Rows from a figure dataset
+ + + + +

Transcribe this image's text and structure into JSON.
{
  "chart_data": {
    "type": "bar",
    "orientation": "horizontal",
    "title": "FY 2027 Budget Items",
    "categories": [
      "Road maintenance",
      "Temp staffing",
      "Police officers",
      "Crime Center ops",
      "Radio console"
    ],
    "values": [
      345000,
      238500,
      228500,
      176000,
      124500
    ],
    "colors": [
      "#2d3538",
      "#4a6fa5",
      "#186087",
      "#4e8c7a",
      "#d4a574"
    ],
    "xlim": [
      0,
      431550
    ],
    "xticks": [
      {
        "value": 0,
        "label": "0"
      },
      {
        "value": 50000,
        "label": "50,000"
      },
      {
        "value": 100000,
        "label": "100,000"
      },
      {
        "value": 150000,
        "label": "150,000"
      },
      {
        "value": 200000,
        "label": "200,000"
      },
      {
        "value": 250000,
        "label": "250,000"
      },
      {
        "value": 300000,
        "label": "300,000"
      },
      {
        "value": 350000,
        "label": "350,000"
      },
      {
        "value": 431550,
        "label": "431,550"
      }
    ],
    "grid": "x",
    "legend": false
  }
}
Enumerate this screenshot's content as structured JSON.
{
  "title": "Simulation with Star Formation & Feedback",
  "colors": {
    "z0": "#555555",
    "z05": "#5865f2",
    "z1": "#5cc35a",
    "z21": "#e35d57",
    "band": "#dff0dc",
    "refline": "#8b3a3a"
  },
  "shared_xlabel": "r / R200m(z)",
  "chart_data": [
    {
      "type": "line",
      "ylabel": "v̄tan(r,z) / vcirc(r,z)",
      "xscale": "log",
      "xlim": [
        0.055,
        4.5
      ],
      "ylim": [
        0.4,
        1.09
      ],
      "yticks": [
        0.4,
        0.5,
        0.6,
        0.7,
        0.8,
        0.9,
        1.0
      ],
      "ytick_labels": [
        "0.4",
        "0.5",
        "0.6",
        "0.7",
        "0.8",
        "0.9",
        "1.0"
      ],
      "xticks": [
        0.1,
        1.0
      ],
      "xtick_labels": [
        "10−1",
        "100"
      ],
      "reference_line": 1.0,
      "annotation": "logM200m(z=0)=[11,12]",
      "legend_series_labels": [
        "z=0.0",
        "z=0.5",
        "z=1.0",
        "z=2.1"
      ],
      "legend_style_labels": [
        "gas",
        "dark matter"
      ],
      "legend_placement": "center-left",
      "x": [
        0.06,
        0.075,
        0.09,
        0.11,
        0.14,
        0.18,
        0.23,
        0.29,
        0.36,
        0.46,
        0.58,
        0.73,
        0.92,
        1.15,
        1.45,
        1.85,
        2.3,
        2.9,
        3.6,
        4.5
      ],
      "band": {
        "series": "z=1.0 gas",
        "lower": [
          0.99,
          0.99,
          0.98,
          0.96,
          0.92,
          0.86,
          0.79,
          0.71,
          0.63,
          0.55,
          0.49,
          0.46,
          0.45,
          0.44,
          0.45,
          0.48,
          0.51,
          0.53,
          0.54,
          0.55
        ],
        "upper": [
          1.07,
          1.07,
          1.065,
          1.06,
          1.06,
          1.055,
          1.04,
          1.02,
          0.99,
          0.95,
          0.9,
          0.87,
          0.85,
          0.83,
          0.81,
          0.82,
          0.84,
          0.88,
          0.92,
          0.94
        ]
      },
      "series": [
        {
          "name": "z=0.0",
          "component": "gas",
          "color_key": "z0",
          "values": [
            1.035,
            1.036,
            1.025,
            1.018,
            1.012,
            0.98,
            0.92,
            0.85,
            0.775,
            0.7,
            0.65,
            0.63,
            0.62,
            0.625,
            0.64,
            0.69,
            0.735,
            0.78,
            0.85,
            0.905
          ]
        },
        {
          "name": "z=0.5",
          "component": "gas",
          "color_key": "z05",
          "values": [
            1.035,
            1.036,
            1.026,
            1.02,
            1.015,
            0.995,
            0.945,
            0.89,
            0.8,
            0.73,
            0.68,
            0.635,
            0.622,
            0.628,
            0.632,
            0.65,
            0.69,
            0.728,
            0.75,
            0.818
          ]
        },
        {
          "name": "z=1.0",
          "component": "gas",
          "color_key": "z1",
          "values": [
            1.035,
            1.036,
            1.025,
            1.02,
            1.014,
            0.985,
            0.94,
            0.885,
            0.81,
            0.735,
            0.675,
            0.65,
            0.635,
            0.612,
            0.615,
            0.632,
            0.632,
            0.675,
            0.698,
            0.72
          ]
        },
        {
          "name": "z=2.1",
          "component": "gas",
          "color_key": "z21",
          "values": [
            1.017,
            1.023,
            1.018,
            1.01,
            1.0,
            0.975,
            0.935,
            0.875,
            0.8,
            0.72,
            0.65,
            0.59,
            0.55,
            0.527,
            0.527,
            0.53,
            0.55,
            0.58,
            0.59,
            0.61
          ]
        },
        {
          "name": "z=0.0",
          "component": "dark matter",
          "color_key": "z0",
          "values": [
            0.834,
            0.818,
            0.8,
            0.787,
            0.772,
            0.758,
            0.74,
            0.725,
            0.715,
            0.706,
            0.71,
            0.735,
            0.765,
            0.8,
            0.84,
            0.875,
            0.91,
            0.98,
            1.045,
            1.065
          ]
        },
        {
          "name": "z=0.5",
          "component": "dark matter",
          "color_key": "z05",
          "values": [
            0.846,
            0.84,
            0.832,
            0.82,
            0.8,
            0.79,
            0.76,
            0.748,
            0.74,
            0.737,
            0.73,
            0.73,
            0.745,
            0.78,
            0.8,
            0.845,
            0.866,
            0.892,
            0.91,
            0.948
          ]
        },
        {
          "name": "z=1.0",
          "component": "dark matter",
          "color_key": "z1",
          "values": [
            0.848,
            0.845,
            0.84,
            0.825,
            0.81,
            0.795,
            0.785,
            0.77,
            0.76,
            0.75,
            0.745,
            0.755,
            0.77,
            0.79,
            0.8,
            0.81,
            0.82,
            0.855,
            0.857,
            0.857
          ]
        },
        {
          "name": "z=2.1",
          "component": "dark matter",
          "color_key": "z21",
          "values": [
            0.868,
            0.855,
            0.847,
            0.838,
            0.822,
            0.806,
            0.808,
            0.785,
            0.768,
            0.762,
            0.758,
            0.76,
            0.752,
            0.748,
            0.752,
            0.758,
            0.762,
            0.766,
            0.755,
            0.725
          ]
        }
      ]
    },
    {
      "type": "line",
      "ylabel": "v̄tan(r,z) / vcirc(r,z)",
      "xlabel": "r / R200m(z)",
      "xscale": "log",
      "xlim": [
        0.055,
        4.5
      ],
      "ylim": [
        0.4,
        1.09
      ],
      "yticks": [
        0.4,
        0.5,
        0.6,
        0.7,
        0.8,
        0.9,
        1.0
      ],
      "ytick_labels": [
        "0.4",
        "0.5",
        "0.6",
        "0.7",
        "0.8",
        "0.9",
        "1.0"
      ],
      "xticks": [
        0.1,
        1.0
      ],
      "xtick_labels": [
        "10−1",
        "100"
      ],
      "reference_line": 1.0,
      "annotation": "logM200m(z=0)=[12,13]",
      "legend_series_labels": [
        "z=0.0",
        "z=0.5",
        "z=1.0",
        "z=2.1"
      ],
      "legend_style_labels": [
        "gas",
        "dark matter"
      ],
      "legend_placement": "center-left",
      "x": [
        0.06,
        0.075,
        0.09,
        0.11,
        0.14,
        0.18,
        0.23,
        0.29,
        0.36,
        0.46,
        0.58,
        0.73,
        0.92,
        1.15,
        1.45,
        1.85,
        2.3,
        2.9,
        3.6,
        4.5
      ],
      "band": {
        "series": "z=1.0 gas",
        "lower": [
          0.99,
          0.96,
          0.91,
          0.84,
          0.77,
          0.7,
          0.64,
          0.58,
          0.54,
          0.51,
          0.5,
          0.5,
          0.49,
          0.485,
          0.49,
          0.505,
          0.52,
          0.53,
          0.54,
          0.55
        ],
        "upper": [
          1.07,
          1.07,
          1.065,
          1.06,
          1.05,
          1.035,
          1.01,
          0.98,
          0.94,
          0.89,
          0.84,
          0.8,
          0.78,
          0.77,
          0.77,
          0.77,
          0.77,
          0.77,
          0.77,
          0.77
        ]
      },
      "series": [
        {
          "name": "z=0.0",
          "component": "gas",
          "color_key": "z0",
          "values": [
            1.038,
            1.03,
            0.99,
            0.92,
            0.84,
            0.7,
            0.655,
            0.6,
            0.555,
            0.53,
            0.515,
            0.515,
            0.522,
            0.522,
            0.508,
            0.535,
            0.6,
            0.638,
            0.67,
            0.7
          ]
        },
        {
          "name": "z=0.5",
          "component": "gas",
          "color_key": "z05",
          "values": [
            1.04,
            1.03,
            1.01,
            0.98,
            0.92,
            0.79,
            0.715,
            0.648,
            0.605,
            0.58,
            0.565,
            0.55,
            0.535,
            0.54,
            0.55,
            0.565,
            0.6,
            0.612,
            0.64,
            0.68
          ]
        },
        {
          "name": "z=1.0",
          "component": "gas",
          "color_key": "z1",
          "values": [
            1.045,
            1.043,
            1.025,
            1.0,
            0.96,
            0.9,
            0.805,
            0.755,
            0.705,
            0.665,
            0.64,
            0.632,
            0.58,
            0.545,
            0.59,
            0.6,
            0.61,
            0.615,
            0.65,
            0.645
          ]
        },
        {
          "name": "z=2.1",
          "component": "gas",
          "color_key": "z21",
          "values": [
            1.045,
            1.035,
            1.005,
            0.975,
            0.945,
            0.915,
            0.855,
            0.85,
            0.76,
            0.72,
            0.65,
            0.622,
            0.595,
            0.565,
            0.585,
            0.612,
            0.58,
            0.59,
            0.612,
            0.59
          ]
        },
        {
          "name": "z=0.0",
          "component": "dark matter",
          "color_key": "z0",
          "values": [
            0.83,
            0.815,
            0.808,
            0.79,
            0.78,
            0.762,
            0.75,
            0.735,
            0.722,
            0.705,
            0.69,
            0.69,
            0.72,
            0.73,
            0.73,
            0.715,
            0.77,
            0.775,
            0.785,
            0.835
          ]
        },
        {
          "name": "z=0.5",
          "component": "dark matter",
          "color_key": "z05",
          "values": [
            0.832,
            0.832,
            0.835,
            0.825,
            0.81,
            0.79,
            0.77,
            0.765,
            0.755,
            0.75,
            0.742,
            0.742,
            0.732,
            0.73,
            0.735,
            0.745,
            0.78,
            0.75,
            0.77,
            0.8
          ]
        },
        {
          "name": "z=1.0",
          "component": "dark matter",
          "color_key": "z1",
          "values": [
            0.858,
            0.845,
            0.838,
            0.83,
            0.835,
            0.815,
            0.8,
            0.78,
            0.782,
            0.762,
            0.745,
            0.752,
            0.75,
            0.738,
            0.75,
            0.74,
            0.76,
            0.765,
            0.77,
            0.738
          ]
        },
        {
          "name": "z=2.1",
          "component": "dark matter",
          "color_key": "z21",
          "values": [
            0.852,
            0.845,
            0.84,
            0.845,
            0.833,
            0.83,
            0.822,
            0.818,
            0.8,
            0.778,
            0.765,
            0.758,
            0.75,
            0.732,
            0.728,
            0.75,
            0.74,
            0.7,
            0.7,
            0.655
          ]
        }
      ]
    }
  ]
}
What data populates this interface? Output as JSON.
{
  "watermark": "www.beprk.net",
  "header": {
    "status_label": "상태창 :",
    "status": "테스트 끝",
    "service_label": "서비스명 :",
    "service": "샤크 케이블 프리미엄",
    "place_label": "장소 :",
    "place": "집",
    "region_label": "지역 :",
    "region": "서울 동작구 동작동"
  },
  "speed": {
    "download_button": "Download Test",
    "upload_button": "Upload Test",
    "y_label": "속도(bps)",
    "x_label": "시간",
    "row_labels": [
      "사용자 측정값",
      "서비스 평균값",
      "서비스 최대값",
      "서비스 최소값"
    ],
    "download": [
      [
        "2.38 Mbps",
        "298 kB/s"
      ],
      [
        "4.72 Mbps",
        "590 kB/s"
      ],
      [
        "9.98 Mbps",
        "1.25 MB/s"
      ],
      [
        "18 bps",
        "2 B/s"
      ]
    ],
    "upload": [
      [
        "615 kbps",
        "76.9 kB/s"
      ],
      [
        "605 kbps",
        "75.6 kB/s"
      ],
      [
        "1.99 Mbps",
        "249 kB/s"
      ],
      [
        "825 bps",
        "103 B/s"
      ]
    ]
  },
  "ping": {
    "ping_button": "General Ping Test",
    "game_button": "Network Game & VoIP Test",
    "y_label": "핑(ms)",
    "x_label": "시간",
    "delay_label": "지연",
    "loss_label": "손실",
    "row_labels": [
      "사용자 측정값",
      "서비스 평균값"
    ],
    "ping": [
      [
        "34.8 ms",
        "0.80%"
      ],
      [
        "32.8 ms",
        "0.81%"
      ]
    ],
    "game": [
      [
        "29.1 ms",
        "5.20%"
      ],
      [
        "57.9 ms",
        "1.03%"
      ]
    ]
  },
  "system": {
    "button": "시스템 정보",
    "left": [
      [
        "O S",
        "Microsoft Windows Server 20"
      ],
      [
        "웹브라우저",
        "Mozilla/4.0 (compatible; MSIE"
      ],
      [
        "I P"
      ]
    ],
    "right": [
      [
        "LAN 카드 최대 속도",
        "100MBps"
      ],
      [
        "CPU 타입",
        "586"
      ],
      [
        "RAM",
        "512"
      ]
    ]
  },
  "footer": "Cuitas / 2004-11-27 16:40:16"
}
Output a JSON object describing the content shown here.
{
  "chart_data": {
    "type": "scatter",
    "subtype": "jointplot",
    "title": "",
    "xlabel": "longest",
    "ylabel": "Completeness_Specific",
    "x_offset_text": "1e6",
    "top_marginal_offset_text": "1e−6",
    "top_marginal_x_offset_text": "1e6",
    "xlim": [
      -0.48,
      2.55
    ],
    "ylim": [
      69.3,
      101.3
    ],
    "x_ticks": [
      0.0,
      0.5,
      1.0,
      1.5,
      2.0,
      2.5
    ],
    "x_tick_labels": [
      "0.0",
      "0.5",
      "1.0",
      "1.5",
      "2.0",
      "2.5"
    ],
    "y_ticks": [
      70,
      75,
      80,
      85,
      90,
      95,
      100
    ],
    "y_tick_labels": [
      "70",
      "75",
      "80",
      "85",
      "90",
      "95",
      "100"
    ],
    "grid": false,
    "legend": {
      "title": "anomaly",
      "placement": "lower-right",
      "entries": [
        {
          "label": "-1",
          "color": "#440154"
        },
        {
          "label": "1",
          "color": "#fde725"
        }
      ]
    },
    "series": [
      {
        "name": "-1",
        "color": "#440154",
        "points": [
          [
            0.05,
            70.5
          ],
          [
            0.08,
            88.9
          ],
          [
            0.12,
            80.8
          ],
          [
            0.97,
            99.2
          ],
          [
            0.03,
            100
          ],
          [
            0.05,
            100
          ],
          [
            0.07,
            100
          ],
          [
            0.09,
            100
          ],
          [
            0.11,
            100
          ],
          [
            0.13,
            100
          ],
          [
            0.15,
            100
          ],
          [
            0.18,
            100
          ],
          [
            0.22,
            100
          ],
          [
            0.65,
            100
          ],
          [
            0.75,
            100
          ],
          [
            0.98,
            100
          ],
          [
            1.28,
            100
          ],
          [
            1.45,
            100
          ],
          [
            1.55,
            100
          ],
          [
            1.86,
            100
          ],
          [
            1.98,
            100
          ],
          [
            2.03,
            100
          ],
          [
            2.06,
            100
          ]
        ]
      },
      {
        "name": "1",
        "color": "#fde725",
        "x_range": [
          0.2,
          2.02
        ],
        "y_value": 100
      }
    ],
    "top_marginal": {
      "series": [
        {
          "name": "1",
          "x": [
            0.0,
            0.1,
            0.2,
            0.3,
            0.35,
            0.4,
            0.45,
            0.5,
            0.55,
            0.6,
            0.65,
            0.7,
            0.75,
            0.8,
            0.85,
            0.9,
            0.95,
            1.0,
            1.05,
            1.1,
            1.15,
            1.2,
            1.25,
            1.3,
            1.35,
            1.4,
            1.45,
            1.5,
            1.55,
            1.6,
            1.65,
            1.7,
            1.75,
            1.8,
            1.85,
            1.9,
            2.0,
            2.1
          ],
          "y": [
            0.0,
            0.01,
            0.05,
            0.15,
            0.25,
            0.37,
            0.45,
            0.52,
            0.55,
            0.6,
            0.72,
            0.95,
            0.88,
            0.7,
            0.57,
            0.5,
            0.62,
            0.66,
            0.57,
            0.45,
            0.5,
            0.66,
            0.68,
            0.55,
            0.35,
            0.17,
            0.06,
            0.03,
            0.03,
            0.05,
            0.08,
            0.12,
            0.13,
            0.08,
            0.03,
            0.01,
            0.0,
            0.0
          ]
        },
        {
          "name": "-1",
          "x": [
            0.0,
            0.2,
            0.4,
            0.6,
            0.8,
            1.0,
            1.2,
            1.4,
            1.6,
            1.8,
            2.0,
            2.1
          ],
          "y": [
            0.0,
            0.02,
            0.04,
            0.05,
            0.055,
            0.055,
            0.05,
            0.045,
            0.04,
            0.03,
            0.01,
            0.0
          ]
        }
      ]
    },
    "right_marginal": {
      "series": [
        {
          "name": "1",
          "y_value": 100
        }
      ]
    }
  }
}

+ + + + +

_What is required_. Pick out the lines containing the string "title" and show them.

_Complete answer_.
    "title": "FY 2027 Budget Items",
  "title": "Simulation with Star Formation & Feedback",
    "title": "",
      "title": "anomaly",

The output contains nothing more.